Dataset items
==============================

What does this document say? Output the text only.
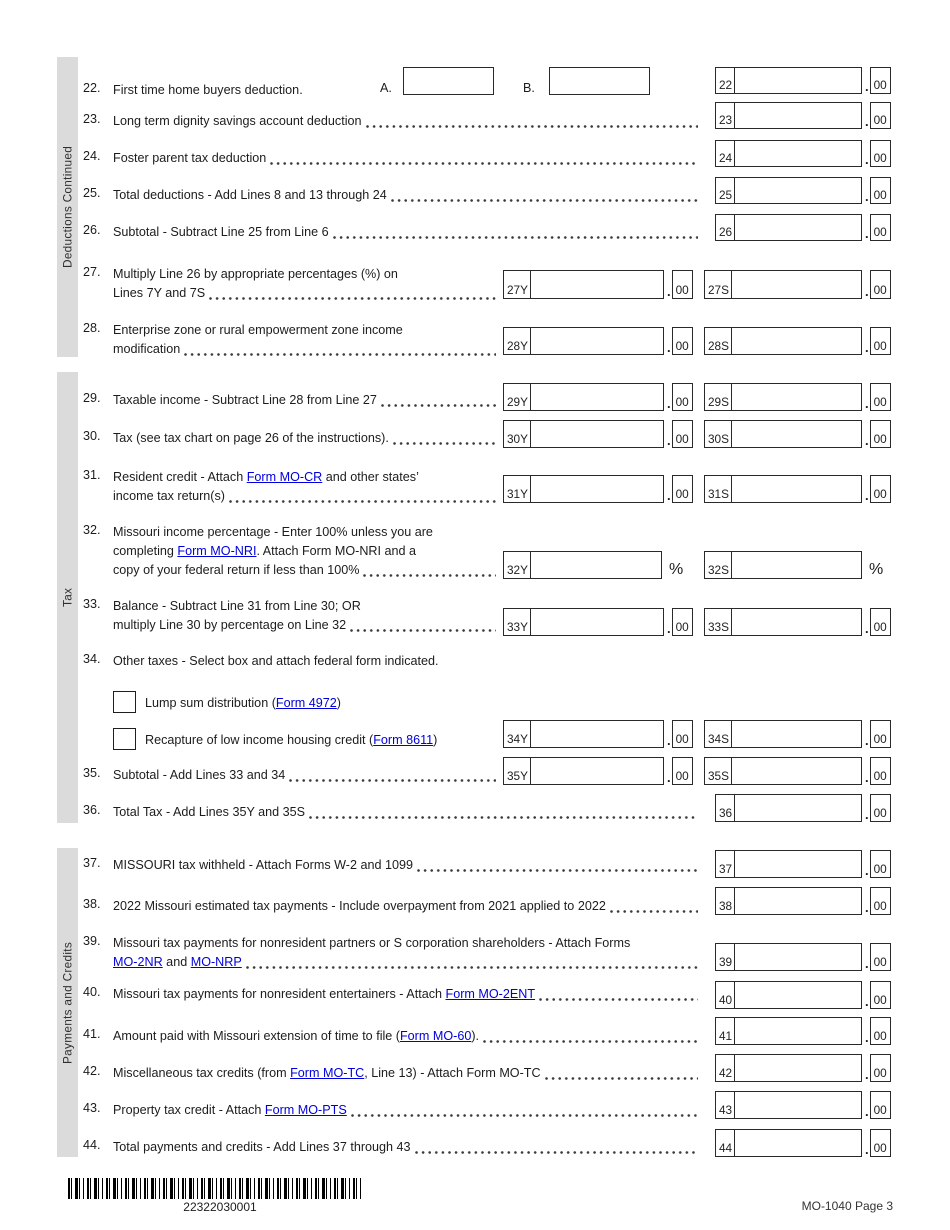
Deductions Continued
Tax
Payments and Credits
22. First time home buyers deduction.	A.	B.	22	. 00
23. Long term dignity savings account deduction	23	. 00
24. Foster parent tax deduction	24	. 00
25. Total deductions - Add Lines 8 and 13 through 24	25	. 00
26. Subtotal - Subtract Line 25 from Line 6	26	. 00
27. Multiply Line 26 by appropriate percentages (%) on
Lines 7Y and 7S	27Y	. 00	27S	. 00
28. Enterprise zone or rural empowerment zone income
modification	28Y	. 00	28S	. 00
29. Taxable income - Subtract Line 28 from Line 27	29Y	. 00	29S	. 00
30. Tax (see tax chart on page 26 of the instructions).	30Y	. 00	30S	. 00
31. Resident credit - Attach Form MO-CR and other states’
income tax return(s)	31Y	. 00	31S	. 00
32. Missouri income percentage - Enter 100% unless you are
completing Form MO-NRI. Attach Form MO-NRI and a
copy of your federal return if less than 100%	32Y	% 32S	%
33. Balance - Subtract Line 31 from Line 30; OR
multiply Line 30 by percentage on Line 32	33Y	. 00	33S	. 00
34. Other taxes - Select box and attach federal form indicated.
Lump sum distribution (Form 4972)
Recapture of low income housing credit (Form 8611)	34Y	. 00	34S	. 00
35. Subtotal - Add Lines 33 and 34	35Y	. 00	35S	. 00
36. Total Tax - Add Lines 35Y and 35S	36	. 00
37. MISSOURI tax withheld - Attach Forms W-2 and 1099	37	. 00
38. 2022 Missouri estimated tax payments - Include overpayment from 2021 applied to 2022	38	. 00
39. Missouri tax payments for nonresident partners or S corporation shareholders - Attach Forms
MO-2NR and MO-NRP	39	. 00
40. Missouri tax payments for nonresident entertainers - Attach Form MO-2ENT	40	. 00
41. Amount paid with Missouri extension of time to file (Form MO-60).	41	. 00
42. Miscellaneous tax credits (from Form MO-TC, Line 13) - Attach Form MO-TC	42	. 00
43. Property tax credit - Attach Form MO-PTS	43	. 00
44. Total payments and credits - Add Lines 37 through 43	44	. 00
22322030001	MO-1040 Page 3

==============================

▶ [THE EXERCISE] Your task is to pick out every line with the string "Lines" and copy it.

▶ [OUTPUT FOR THIS EXERCISE]
25. Total deductions - Add Lines 8 and 13 through 24	25	. 00
Lines 7Y and 7S	27Y	. 00	27S	. 00
35. Subtotal - Add Lines 33 and 34	35Y	. 00	35S	. 00
36. Total Tax - Add Lines 35Y and 35S	36	. 00
44. Total payments and credits - Add Lines 37 through 43	44	. 00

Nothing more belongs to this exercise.